Suas tarefas:
a: Reproduza, sem alterações, a parte do texto sobre Ezequiel 34 que se inicia com as palavras "Nesse contexto, é" e vai até "corpo de Cristo.".
b: Informe cada linha das entradas em que aparece a palavra "Wohnen". Maiúsculas e minúsculas devem ser diferenciadas.

“Porque assim diz o Senhor Deus: Eis que eu, eu mesmo, procurarei pelas minhas ovelhas, e as buscarei. Como o pastor busca o seu rebanho, no dia em que está no meio das suas ovelhas dispersas, assim buscarei as minhas ovelhas; e livrá-las-ei de todos os lugares por onde andam espalhadas, no dia nublado e de escuridão” (Ezequiel 34:11–12).
Estamos no tempo do Advento, e o desafio de pensarmos o anúncio da chegada do Messias ao nosso mundo contemporâneo é desafiador, pois, assim como nos tempos bíblicos, as lideranças religiosas desempenham um papel vital na vida das comunidades de fé e do povo em geral.
O capítulo 34 do livro do profeta Ezequiel revela valiosas lições sobre o papel dos líderes religiosos e a responsabilidade dos membros ou “ovelhas” naquelas comunidades. O texto que abre esta pastoral traz uma profecia de Ezequiel contra os líderes de Israel e, já nos primeiros versículos, mostra a insatisfação de Deus com eles: “E veio a mim a palavra do Senhor, dizendo: Filho do homem, profetiza contra os pastores de Israel; profetiza, e dize aos pastores: Assim diz o Senhor Deus: Ai dos pastores de Israel que se apascentam a si mesmos” (Ez 34:1–2).
Nesse contexto, é necessário que examinemos atentamente a liderança pastoral de nosso tempo, assim como a nossa postura enquanto membros, para garantir que estejamos verdadeiramente cumprindo o propósito espiritual de cuidar uns dos outros, e não pastoreando a nós mesmos ou agindo como aquelas ovelhas egoístas que, depois de comer, pisam a grama ou enlameiam a água para que as outras não possam comer nem beber depois delas. Esse texto de Ezequiel não traz alertas apenas para as lideranças pastorais, mas também para a liderança leiga e para todos os membros do corpo de Cristo.

Material fornecido:
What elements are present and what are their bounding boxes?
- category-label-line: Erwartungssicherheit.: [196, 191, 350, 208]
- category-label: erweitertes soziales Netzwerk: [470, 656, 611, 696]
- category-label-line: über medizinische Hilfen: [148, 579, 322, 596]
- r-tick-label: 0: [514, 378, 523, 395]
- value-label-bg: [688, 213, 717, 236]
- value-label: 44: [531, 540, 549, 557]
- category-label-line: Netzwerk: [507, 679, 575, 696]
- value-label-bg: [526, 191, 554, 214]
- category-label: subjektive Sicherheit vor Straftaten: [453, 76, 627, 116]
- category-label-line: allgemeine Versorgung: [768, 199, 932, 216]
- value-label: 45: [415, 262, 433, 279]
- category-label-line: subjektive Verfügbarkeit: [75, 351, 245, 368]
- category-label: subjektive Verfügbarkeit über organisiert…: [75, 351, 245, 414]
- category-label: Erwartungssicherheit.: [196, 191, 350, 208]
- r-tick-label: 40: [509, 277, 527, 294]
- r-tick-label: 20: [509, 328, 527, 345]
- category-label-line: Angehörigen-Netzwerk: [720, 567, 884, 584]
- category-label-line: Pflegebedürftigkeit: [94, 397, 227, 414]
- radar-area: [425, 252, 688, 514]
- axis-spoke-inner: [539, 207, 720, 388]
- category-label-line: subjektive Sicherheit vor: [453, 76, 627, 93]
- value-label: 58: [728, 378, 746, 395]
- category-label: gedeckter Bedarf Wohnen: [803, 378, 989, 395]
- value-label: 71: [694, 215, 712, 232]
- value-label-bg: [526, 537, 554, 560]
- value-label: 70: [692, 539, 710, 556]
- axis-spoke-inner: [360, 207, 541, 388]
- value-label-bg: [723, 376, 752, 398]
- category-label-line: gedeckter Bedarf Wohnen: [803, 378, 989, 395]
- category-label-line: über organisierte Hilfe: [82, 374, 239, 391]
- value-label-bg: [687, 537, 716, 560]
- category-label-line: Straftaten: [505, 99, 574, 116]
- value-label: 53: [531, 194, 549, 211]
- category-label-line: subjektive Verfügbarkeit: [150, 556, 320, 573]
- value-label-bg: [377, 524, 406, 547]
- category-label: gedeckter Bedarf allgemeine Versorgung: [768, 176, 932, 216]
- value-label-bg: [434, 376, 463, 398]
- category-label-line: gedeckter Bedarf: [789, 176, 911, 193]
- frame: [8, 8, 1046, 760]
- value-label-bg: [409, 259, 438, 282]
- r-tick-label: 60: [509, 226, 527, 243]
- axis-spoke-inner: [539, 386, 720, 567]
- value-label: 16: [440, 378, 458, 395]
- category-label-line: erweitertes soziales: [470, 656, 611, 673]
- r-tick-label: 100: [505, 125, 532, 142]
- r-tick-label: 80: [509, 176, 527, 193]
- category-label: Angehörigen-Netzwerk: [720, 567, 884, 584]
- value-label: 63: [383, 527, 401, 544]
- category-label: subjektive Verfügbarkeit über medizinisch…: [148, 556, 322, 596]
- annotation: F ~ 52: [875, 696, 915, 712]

Lista de respostas:
a:
Nesse contexto, é necessário que examinemos atentamente a liderança pastoral de nosso tempo, assim como a nossa postura enquanto membros, para garantir que estejamos verdadeiramente cumprindo o propósito espiritual de cuidar uns dos outros, e não pastoreando a nós mesmos ou agindo como aquelas ovelhas egoístas que, depois de comer, pisam a grama ou enlameiam a água para que as outras não possam comer nem beber depois delas. Esse texto de Ezequiel não traz alertas apenas para as lideranças pastorais, mas também para a liderança leiga e para todos os membros do corpo de Cristo.

b:
- category-label: gedeckter Bedarf Wohnen: [803, 378, 989, 395]
- category-label-line: gedeckter Bedarf Wohnen: [803, 378, 989, 395]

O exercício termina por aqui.